Go through the listing and pick out each line with the word "Lack" in it.

# # # #

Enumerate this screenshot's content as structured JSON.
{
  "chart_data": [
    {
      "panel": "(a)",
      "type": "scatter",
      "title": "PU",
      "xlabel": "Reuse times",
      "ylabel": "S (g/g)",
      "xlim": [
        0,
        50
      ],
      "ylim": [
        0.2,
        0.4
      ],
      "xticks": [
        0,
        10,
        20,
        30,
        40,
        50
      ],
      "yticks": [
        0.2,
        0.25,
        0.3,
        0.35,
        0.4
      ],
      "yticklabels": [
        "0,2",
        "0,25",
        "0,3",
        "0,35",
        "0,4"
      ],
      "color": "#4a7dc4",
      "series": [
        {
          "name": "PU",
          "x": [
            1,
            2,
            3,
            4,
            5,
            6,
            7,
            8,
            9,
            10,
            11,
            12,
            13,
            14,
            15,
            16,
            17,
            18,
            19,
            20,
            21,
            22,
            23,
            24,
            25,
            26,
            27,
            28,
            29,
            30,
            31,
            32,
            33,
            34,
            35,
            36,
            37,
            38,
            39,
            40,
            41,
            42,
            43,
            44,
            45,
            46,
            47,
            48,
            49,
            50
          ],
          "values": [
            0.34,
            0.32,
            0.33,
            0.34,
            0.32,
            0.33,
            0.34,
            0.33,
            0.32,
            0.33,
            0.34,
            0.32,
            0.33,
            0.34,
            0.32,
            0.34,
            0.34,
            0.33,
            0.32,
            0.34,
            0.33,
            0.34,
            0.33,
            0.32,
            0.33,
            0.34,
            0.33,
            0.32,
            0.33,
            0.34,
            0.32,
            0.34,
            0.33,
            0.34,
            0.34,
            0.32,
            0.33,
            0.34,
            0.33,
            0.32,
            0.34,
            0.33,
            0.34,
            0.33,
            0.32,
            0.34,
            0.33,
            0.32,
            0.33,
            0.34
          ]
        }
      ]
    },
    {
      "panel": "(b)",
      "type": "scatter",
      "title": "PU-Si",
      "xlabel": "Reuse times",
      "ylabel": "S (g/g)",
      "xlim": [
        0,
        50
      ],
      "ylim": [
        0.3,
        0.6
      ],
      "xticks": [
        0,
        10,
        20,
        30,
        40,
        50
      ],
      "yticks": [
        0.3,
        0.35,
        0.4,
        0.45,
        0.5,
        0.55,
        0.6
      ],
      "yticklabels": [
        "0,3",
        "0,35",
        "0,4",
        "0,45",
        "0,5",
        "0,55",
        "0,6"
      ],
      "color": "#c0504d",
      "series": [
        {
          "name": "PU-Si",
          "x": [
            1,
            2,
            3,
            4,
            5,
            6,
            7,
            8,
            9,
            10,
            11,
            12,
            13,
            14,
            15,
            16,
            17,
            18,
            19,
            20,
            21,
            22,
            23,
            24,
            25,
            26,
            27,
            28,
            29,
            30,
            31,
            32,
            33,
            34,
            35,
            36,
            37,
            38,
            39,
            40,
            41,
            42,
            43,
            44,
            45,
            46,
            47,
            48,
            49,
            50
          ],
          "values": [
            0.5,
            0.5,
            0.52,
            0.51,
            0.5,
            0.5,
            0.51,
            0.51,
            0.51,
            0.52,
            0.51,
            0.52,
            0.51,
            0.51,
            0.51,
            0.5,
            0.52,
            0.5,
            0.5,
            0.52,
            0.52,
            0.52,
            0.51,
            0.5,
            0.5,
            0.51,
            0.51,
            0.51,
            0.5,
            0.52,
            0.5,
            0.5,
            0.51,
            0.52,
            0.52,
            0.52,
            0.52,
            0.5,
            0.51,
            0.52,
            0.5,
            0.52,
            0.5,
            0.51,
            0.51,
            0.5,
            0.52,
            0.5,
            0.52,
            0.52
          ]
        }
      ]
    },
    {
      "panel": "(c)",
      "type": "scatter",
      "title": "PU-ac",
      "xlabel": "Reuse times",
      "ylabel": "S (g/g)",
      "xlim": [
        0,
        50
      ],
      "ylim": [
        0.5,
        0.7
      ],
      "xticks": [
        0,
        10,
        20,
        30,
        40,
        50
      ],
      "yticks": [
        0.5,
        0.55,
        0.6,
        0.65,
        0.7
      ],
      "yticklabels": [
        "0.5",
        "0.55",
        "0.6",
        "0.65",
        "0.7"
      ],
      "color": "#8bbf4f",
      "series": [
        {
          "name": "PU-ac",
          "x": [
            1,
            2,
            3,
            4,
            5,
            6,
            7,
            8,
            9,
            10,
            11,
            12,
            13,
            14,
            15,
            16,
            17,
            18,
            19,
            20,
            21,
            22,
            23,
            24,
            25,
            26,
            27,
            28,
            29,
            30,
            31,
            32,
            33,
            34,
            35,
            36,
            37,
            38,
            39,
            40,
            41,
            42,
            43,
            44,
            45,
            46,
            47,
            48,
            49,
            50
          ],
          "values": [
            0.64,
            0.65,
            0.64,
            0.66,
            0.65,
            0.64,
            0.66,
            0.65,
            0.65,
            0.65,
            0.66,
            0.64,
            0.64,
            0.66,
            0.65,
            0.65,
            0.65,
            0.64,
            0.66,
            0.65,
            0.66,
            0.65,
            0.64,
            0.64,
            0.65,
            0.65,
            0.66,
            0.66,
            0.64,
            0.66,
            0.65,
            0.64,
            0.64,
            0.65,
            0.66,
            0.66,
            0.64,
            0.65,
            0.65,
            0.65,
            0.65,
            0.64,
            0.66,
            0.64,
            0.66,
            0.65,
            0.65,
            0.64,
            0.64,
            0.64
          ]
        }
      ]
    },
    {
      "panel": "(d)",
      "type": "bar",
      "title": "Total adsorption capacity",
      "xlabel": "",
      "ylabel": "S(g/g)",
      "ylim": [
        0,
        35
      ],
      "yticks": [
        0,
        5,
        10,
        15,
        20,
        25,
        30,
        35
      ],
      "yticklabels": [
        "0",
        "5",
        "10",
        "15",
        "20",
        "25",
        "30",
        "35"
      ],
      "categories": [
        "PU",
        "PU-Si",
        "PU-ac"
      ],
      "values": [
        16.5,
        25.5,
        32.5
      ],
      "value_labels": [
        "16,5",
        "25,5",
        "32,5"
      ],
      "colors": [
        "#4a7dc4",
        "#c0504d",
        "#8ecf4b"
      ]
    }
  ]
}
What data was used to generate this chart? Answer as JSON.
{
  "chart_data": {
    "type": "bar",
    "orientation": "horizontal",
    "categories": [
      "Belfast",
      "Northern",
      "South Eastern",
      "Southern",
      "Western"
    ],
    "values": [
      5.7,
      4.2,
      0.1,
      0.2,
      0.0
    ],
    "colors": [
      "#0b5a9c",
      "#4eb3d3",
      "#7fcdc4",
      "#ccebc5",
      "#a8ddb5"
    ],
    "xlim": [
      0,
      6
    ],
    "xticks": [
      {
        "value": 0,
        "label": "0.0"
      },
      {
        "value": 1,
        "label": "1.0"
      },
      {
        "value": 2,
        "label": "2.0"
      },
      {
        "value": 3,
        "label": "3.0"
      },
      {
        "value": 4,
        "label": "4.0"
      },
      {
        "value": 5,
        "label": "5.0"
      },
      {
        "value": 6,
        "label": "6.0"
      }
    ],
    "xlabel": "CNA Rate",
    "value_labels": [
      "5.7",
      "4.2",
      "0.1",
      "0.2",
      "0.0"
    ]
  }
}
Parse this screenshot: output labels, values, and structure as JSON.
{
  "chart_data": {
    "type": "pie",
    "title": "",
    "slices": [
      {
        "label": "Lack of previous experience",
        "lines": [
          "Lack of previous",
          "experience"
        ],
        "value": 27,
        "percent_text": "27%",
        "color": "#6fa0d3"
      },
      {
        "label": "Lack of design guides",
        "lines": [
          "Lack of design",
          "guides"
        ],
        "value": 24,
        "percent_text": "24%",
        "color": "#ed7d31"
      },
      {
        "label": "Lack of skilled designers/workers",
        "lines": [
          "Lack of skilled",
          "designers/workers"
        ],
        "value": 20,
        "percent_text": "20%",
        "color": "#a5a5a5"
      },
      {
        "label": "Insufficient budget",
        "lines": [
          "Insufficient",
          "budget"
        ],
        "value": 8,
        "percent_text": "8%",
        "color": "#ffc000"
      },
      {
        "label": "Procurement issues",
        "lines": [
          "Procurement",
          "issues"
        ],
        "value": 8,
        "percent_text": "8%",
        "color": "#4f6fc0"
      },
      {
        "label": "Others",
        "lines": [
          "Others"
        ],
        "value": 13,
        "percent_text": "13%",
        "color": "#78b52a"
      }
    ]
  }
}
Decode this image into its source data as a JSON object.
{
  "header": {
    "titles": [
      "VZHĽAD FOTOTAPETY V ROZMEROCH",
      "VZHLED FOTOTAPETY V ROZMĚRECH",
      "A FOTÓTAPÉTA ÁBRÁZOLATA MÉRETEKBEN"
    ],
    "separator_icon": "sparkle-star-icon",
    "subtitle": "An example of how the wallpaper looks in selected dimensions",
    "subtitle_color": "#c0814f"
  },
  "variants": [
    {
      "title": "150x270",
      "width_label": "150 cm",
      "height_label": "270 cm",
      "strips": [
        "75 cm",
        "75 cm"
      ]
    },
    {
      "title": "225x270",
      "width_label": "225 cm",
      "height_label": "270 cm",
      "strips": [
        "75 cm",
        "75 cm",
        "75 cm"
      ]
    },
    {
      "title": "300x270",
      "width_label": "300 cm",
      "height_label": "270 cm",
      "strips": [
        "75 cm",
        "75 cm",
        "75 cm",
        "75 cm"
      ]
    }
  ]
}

# # # #

The output>
        "label": "Lack of previous experience",
          "Lack of previous",
        "label": "Lack of design guides",
          "Lack of design",
        "label": "Lack of skilled designers/workers",
          "Lack of skilled",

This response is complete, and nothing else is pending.